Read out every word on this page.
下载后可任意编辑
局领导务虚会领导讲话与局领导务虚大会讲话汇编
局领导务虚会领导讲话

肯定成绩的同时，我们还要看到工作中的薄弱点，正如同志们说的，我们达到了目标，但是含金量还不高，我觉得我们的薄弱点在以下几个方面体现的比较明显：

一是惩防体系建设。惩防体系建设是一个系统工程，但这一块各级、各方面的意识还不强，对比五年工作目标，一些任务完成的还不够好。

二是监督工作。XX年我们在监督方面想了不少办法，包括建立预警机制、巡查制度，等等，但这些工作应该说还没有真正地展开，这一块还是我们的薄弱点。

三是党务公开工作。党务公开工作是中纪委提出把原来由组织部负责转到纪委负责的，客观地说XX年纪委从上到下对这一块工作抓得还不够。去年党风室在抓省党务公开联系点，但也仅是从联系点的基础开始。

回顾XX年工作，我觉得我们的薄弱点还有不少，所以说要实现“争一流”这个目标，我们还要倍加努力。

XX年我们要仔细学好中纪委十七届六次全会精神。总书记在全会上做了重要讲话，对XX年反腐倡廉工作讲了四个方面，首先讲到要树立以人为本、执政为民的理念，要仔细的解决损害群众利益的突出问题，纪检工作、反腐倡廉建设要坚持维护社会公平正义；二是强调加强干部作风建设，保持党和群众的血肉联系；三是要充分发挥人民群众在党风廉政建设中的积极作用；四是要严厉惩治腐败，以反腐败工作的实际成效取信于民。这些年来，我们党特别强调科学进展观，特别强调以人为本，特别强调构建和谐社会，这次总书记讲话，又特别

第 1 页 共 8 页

Task to carry out:
Restate each record word for word.

Written response:
Read out every word on this page.
下载后可任意编辑
局领导务虚会领导讲话与局领导务虚大会讲话汇编
局领导务虚会领导讲话

肯定成绩的同时，我们还要看到工作中的薄弱点，正如同志们说的，我们达到了目标，但是含金量还不高，我觉得我们的薄弱点在以下几个方面体现的比较明显：

一是惩防体系建设。惩防体系建设是一个系统工程，但这一块各级、各方面的意识还不强，对比五年工作目标，一些任务完成的还不够好。

二是监督工作。XX年我们在监督方面想了不少办法，包括建立预警机制、巡查制度，等等，但这些工作应该说还没有真正地展开，这一块还是我们的薄弱点。

三是党务公开工作。党务公开工作是中纪委提出把原来由组织部负责转到纪委负责的，客观地说XX年纪委从上到下对这一块工作抓得还不够。去年党风室在抓省党务公开联系点，但也仅是从联系点的基础开始。

回顾XX年工作，我觉得我们的薄弱点还有不少，所以说要实现“争一流”这个目标，我们还要倍加努力。

XX年我们要仔细学好中纪委十七届六次全会精神。总书记在全会上做了重要讲话，对XX年反腐倡廉工作讲了四个方面，首先讲到要树立以人为本、执政为民的理念，要仔细的解决损害群众利益的突出问题，纪检工作、反腐倡廉建设要坚持维护社会公平正义；二是强调加强干部作风建设，保持党和群众的血肉联系；三是要充分发挥人民群众在党风廉政建设中的积极作用；四是要严厉惩治腐败，以反腐败工作的实际成效取信于民。这些年来，我们党特别强调科学进展观，特别强调以人为本，特别强调构建和谐社会，这次总书记讲话，又特别

第 1 页 共 8 页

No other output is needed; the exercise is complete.